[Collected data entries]
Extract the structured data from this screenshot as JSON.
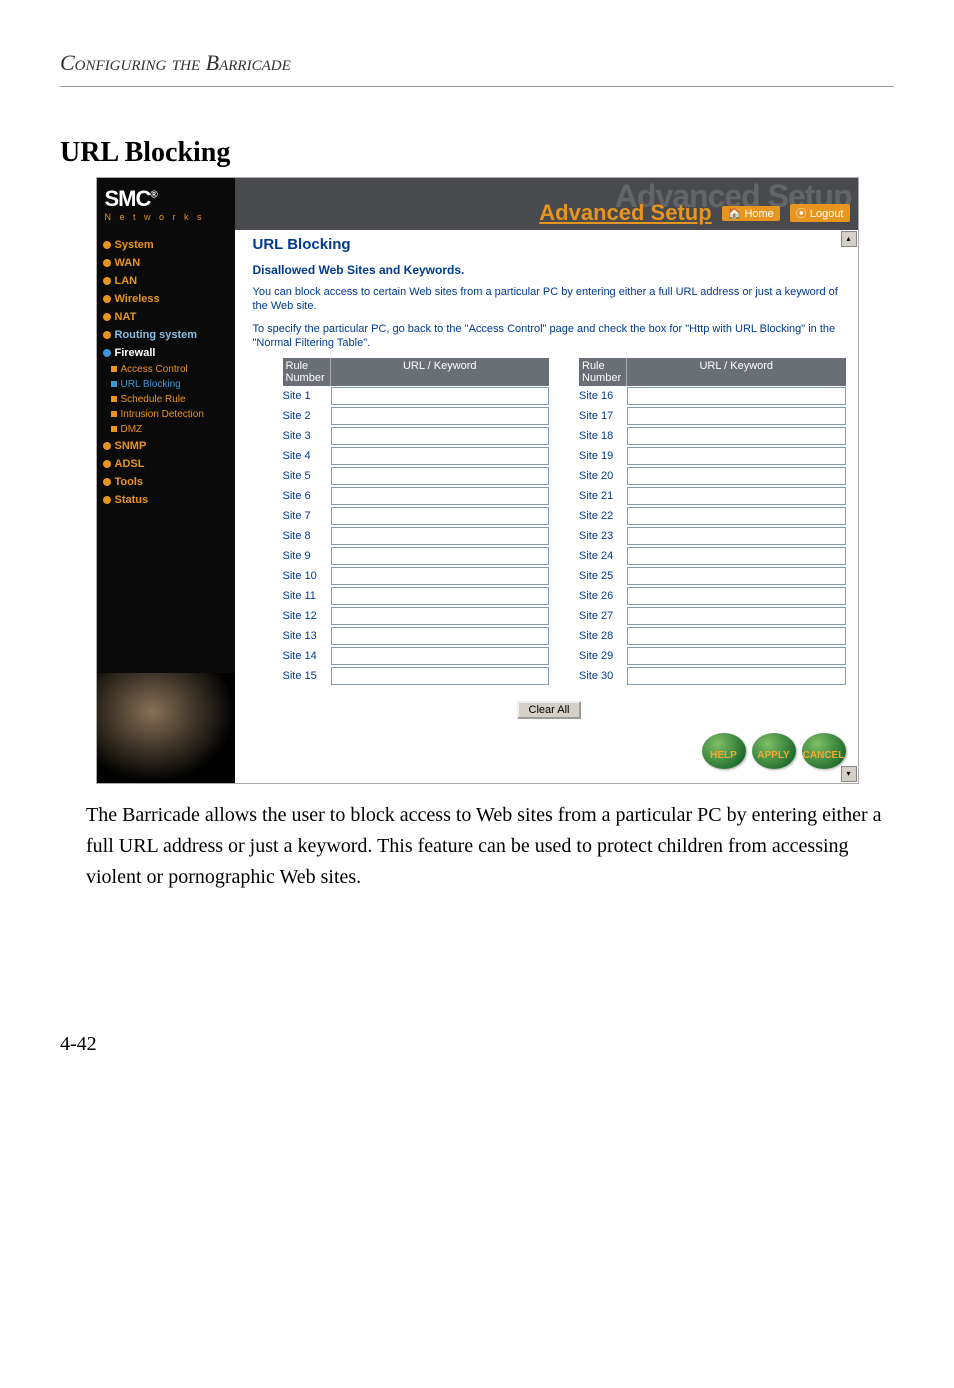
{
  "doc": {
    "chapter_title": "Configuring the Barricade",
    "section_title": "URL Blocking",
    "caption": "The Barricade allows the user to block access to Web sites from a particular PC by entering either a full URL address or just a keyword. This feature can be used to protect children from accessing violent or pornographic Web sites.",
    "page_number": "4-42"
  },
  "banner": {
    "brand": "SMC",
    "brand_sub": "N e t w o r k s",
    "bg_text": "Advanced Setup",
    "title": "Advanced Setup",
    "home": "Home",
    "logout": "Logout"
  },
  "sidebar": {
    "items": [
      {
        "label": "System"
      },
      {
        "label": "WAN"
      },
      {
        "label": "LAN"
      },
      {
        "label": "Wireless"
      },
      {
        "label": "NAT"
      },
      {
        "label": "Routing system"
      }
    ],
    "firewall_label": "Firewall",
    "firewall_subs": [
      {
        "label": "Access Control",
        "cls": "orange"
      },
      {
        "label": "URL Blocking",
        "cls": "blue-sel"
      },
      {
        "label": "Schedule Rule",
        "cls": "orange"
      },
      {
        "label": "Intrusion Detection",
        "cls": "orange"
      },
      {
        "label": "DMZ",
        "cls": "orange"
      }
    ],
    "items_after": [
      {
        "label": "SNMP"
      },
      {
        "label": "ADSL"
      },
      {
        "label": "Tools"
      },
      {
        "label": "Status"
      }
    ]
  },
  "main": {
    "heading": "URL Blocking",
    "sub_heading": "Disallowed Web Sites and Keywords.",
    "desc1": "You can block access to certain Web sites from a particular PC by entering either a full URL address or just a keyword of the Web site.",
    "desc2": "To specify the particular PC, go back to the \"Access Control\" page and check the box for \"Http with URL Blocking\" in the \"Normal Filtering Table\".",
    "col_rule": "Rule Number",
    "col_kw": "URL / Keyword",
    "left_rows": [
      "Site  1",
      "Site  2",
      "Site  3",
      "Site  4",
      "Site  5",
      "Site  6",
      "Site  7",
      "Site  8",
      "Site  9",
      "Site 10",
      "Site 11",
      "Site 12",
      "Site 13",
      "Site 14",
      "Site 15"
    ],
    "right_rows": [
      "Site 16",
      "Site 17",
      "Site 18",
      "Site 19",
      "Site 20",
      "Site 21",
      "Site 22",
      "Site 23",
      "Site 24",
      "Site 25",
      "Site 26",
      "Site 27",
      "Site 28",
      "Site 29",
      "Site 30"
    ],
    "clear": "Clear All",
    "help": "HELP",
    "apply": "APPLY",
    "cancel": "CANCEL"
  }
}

==

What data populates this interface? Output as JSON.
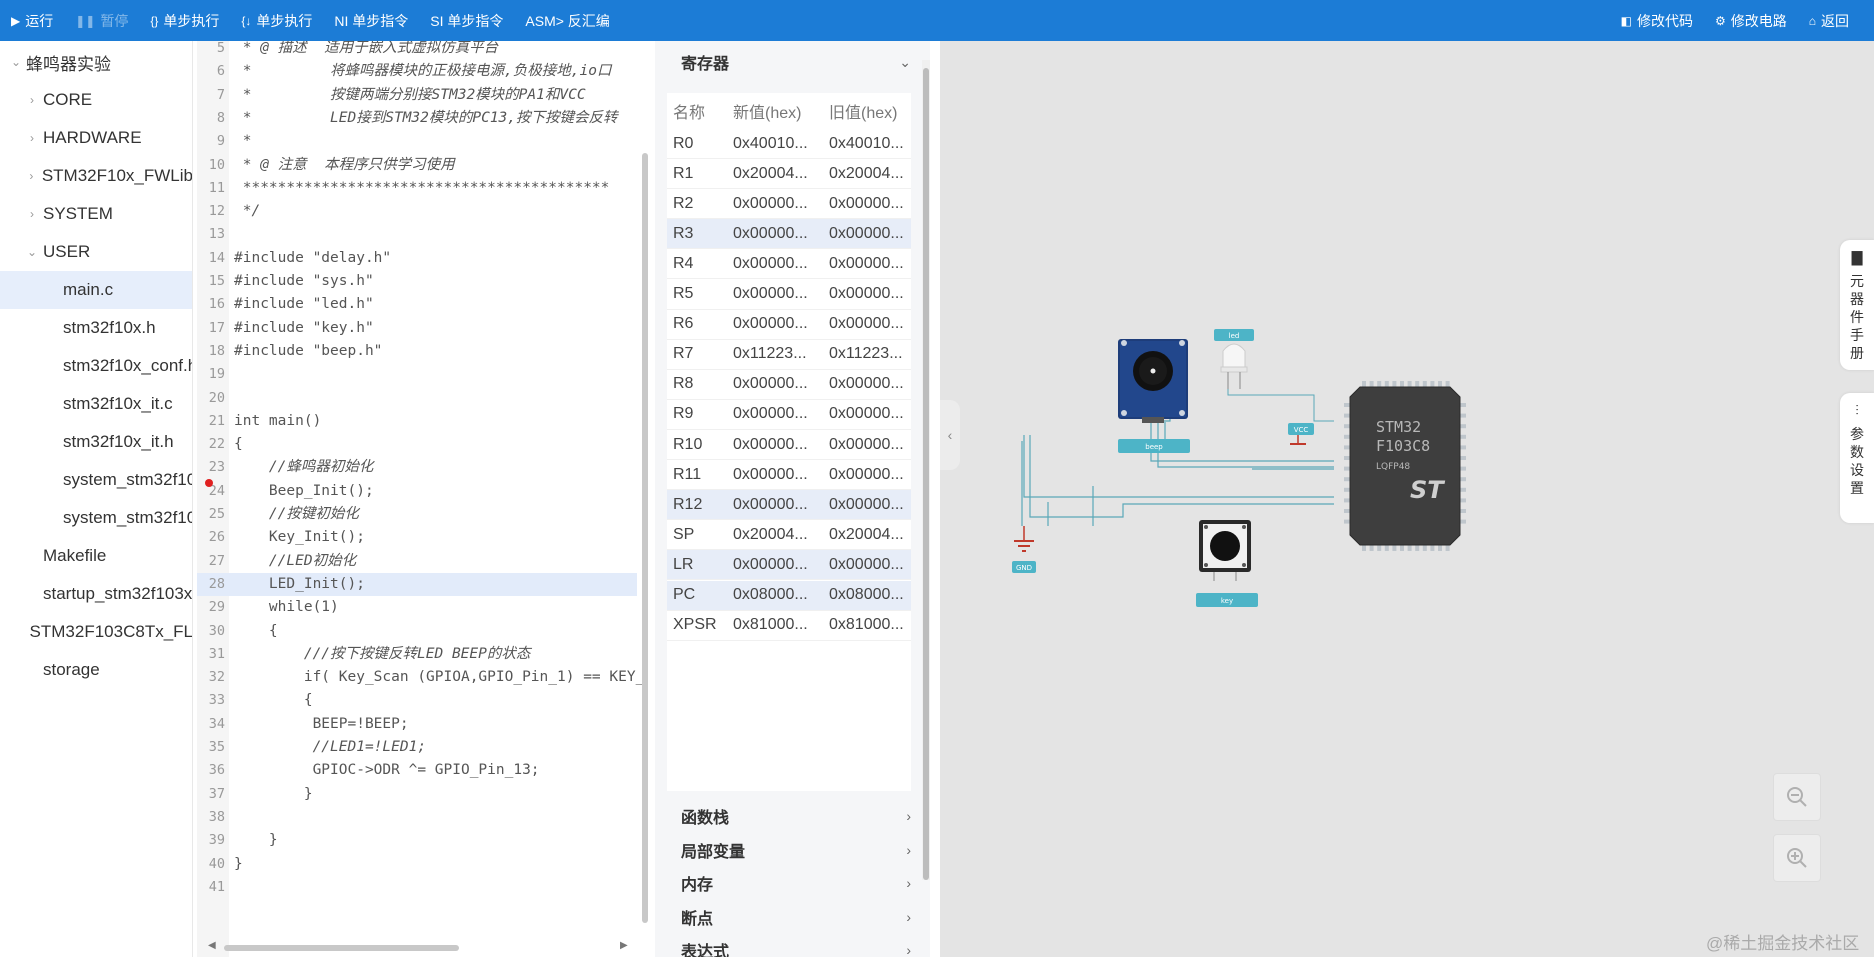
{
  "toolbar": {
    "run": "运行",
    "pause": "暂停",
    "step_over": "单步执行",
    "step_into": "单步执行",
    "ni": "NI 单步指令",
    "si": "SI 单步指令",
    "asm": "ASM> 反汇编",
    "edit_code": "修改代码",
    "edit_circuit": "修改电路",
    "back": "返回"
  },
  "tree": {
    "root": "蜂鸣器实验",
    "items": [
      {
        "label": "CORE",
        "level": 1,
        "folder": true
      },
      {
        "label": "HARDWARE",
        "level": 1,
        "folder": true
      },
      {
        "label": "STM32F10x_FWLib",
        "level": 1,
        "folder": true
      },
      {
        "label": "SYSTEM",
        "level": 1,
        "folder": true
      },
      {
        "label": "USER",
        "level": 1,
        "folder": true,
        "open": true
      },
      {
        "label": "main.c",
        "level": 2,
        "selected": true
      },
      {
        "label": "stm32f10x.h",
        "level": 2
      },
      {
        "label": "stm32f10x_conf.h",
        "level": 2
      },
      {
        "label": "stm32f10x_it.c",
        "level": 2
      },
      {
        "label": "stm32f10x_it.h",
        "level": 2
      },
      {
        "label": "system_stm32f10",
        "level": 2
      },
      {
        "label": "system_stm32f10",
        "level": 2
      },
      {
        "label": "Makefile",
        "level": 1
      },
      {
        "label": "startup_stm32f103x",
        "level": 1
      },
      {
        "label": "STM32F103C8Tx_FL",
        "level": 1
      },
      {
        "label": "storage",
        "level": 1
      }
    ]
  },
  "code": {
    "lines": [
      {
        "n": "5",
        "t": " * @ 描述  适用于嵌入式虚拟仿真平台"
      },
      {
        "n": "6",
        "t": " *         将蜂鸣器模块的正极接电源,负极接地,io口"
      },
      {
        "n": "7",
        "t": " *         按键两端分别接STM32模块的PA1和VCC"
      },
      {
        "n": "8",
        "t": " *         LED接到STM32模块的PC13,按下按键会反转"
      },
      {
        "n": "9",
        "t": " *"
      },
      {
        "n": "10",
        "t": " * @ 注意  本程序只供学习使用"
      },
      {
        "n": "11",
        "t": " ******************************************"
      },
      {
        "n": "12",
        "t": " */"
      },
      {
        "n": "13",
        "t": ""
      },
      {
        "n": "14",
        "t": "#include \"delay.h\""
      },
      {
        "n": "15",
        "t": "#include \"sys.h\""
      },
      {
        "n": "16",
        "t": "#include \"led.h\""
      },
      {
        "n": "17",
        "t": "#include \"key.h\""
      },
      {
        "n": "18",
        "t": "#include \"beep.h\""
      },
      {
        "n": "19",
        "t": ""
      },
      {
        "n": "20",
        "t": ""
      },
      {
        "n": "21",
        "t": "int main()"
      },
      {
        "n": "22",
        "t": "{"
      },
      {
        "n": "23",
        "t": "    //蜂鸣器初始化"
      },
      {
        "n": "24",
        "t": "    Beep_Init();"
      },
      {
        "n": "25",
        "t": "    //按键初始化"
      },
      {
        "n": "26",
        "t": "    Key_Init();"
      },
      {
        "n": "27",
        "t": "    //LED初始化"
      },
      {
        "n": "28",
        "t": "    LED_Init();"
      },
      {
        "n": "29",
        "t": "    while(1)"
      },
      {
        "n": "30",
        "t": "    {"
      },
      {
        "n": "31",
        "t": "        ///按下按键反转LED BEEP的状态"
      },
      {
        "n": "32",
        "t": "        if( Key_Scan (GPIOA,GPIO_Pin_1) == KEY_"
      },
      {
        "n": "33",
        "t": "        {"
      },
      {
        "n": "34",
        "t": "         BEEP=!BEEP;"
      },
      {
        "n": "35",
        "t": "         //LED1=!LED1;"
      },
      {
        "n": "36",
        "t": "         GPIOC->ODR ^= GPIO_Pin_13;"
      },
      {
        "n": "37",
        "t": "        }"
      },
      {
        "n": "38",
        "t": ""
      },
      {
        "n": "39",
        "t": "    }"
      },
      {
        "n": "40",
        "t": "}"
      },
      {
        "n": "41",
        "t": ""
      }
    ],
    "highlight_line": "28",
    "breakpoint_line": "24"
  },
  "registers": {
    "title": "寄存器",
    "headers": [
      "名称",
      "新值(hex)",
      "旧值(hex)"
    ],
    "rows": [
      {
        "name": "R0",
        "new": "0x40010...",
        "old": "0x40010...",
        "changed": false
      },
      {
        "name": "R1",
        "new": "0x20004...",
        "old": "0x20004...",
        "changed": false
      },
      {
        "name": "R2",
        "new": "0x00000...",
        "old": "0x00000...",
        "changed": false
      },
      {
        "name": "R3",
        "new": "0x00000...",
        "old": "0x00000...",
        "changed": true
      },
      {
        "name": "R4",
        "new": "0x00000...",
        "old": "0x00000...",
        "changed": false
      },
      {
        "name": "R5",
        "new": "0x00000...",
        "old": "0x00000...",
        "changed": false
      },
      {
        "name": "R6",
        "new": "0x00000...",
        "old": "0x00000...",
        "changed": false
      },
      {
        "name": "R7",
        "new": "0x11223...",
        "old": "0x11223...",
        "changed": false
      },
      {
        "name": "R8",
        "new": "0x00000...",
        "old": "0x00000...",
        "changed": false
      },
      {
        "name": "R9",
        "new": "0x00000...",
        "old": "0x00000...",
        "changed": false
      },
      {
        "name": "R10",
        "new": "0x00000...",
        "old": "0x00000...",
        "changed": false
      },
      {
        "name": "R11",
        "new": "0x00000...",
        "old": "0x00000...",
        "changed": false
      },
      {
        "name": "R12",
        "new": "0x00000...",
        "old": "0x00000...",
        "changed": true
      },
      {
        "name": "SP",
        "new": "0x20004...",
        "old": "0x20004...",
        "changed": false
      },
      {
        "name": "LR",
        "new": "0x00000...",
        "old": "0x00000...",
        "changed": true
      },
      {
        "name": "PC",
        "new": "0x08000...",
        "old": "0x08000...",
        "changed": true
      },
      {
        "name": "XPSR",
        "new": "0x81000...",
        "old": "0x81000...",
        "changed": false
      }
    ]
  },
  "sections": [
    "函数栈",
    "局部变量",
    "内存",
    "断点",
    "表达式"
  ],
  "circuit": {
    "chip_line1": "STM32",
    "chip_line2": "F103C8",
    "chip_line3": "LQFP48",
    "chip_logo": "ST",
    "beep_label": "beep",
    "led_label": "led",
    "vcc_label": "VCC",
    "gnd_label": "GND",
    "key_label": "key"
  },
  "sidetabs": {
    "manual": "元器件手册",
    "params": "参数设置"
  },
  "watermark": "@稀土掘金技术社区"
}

Exercise brief: From the data, pick out every line that includes "address".

Result:
    "caption": "The Barricade allows the user to block access to Web sites from a particular PC by entering either a full URL address or just a keyword. This feature can be used to protect children from accessing violent or pornographic Web sites.",
    "desc1": "You can block access to certain Web sites from a particular PC by entering either a full URL address or just a keyword of the Web site.",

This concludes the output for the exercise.